### Problem to work on
Produce an exact copy of all the records.

>> start Records shown

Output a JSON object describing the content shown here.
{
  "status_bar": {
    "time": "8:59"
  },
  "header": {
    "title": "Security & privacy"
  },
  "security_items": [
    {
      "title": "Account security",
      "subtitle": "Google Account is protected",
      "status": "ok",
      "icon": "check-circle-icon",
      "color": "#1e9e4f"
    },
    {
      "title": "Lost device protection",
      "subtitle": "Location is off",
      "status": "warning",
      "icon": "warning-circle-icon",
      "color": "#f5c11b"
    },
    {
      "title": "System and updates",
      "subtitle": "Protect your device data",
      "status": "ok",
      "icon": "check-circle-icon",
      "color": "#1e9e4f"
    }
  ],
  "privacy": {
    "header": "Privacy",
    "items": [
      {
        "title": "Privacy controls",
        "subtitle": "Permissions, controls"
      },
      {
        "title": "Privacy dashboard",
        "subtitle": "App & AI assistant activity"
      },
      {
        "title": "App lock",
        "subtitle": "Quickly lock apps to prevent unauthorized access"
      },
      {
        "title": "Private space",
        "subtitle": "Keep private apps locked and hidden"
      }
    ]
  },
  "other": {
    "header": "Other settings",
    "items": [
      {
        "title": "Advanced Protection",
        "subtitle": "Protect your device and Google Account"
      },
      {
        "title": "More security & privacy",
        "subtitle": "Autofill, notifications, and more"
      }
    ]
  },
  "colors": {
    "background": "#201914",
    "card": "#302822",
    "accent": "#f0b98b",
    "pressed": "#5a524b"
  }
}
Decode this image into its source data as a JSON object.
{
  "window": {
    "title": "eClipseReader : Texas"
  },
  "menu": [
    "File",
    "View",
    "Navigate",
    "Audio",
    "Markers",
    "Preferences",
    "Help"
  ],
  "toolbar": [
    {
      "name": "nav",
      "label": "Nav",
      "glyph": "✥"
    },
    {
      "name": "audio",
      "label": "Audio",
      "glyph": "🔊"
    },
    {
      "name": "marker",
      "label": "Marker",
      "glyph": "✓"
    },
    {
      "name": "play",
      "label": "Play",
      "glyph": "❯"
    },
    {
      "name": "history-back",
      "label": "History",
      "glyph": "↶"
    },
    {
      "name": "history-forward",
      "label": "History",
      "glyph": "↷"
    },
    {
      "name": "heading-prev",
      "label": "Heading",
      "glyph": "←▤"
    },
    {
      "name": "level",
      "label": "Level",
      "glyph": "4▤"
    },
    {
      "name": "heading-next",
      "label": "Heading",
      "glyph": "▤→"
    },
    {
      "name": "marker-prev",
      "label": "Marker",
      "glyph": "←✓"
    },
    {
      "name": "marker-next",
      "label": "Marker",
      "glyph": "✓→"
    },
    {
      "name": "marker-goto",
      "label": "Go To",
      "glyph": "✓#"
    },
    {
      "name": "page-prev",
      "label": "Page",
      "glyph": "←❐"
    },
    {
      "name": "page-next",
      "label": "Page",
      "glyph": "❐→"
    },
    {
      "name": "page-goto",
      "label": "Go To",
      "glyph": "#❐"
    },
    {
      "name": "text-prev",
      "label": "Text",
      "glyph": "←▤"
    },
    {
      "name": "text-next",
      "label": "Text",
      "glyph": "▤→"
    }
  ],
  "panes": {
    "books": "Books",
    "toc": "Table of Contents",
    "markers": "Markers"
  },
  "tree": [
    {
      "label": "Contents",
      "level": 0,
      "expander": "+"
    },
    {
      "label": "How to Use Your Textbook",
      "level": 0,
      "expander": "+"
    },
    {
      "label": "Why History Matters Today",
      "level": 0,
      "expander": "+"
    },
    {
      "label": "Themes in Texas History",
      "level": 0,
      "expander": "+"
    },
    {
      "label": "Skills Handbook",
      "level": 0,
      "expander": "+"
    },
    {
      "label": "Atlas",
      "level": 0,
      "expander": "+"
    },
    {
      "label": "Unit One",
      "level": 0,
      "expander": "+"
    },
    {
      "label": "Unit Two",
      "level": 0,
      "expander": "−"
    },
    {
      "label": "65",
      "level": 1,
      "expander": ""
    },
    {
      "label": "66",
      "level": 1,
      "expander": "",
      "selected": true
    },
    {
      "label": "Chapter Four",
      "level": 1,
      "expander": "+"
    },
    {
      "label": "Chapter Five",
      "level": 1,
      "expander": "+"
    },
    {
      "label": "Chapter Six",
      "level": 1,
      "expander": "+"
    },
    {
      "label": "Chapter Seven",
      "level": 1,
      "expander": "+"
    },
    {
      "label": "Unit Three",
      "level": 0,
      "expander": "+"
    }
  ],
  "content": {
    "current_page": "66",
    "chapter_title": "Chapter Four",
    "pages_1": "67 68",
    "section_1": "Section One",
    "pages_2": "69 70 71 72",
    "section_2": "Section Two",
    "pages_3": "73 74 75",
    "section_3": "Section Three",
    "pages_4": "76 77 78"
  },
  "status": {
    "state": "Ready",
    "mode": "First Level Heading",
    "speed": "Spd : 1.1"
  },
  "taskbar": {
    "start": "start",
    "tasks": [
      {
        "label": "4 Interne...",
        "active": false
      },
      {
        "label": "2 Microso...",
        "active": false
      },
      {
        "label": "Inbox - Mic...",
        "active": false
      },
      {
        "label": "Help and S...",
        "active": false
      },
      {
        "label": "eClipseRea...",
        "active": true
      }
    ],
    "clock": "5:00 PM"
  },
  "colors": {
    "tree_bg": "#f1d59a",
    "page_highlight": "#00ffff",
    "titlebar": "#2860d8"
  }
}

>> end Records shown

### Task output
Output a JSON object describing the content shown here.
{
  "status_bar": {
    "time": "8:59"
  },
  "header": {
    "title": "Security & privacy"
  },
  "security_items": [
    {
      "title": "Account security",
      "subtitle": "Google Account is protected",
      "status": "ok",
      "icon": "check-circle-icon",
      "color": "#1e9e4f"
    },
    {
      "title": "Lost device protection",
      "subtitle": "Location is off",
      "status": "warning",
      "icon": "warning-circle-icon",
      "color": "#f5c11b"
    },
    {
      "title": "System and updates",
      "subtitle": "Protect your device data",
      "status": "ok",
      "icon": "check-circle-icon",
      "color": "#1e9e4f"
    }
  ],
  "privacy": {
    "header": "Privacy",
    "items": [
      {
        "title": "Privacy controls",
        "subtitle": "Permissions, controls"
      },
      {
        "title": "Privacy dashboard",
        "subtitle": "App & AI assistant activity"
      },
      {
        "title": "App lock",
        "subtitle": "Quickly lock apps to prevent unauthorized access"
      },
      {
        "title": "Private space",
        "subtitle": "Keep private apps locked and hidden"
      }
    ]
  },
  "other": {
    "header": "Other settings",
    "items": [
      {
        "title": "Advanced Protection",
        "subtitle": "Protect your device and Google Account"
      },
      {
        "title": "More security & privacy",
        "subtitle": "Autofill, notifications, and more"
      }
    ]
  },
  "colors": {
    "background": "#201914",
    "card": "#302822",
    "accent": "#f0b98b",
    "pressed": "#5a524b"
  }
}
Decode this image into its source data as a JSON object.
{
  "window": {
    "title": "eClipseReader : Texas"
  },
  "menu": [
    "File",
    "View",
    "Navigate",
    "Audio",
    "Markers",
    "Preferences",
    "Help"
  ],
  "toolbar": [
    {
      "name": "nav",
      "label": "Nav",
      "glyph": "✥"
    },
    {
      "name": "audio",
      "label": "Audio",
      "glyph": "🔊"
    },
    {
      "name": "marker",
      "label": "Marker",
      "glyph": "✓"
    },
    {
      "name": "play",
      "label": "Play",
      "glyph": "❯"
    },
    {
      "name": "history-back",
      "label": "History",
      "glyph": "↶"
    },
    {
      "name": "history-forward",
      "label": "History",
      "glyph": "↷"
    },
    {
      "name": "heading-prev",
      "label": "Heading",
      "glyph": "←▤"
    },
    {
      "name": "level",
      "label": "Level",
      "glyph": "4▤"
    },
    {
      "name": "heading-next",
      "label": "Heading",
      "glyph": "▤→"
    },
    {
      "name": "marker-prev",
      "label": "Marker",
      "glyph": "←✓"
    },
    {
      "name": "marker-next",
      "label": "Marker",
      "glyph": "✓→"
    },
    {
      "name": "marker-goto",
      "label": "Go To",
      "glyph": "✓#"
    },
    {
      "name": "page-prev",
      "label": "Page",
      "glyph": "←❐"
    },
    {
      "name": "page-next",
      "label": "Page",
      "glyph": "❐→"
    },
    {
      "name": "page-goto",
      "label": "Go To",
      "glyph": "#❐"
    },
    {
      "name": "text-prev",
      "label": "Text",
      "glyph": "←▤"
    },
    {
      "name": "text-next",
      "label": "Text",
      "glyph": "▤→"
    }
  ],
  "panes": {
    "books": "Books",
    "toc": "Table of Contents",
    "markers": "Markers"
  },
  "tree": [
    {
      "label": "Contents",
      "level": 0,
      "expander": "+"
    },
    {
      "label": "How to Use Your Textbook",
      "level": 0,
      "expander": "+"
    },
    {
      "label": "Why History Matters Today",
      "level": 0,
      "expander": "+"
    },
    {
      "label": "Themes in Texas History",
      "level": 0,
      "expander": "+"
    },
    {
      "label": "Skills Handbook",
      "level": 0,
      "expander": "+"
    },
    {
      "label": "Atlas",
      "level": 0,
      "expander": "+"
    },
    {
      "label": "Unit One",
      "level": 0,
      "expander": "+"
    },
    {
      "label": "Unit Two",
      "level": 0,
      "expander": "−"
    },
    {
      "label": "65",
      "level": 1,
      "expander": ""
    },
    {
      "label": "66",
      "level": 1,
      "expander": "",
      "selected": true
    },
    {
      "label": "Chapter Four",
      "level": 1,
      "expander": "+"
    },
    {
      "label": "Chapter Five",
      "level": 1,
      "expander": "+"
    },
    {
      "label": "Chapter Six",
      "level": 1,
      "expander": "+"
    },
    {
      "label": "Chapter Seven",
      "level": 1,
      "expander": "+"
    },
    {
      "label": "Unit Three",
      "level": 0,
      "expander": "+"
    }
  ],
  "content": {
    "current_page": "66",
    "chapter_title": "Chapter Four",
    "pages_1": "67 68",
    "section_1": "Section One",
    "pages_2": "69 70 71 72",
    "section_2": "Section Two",
    "pages_3": "73 74 75",
    "section_3": "Section Three",
    "pages_4": "76 77 78"
  },
  "status": {
    "state": "Ready",
    "mode": "First Level Heading",
    "speed": "Spd : 1.1"
  },
  "taskbar": {
    "start": "start",
    "tasks": [
      {
        "label": "4 Interne...",
        "active": false
      },
      {
        "label": "2 Microso...",
        "active": false
      },
      {
        "label": "Inbox - Mic...",
        "active": false
      },
      {
        "label": "Help and S...",
        "active": false
      },
      {
        "label": "eClipseRea...",
        "active": true
      }
    ],
    "clock": "5:00 PM"
  },
  "colors": {
    "tree_bg": "#f1d59a",
    "page_highlight": "#00ffff",
    "titlebar": "#2860d8"
  }
}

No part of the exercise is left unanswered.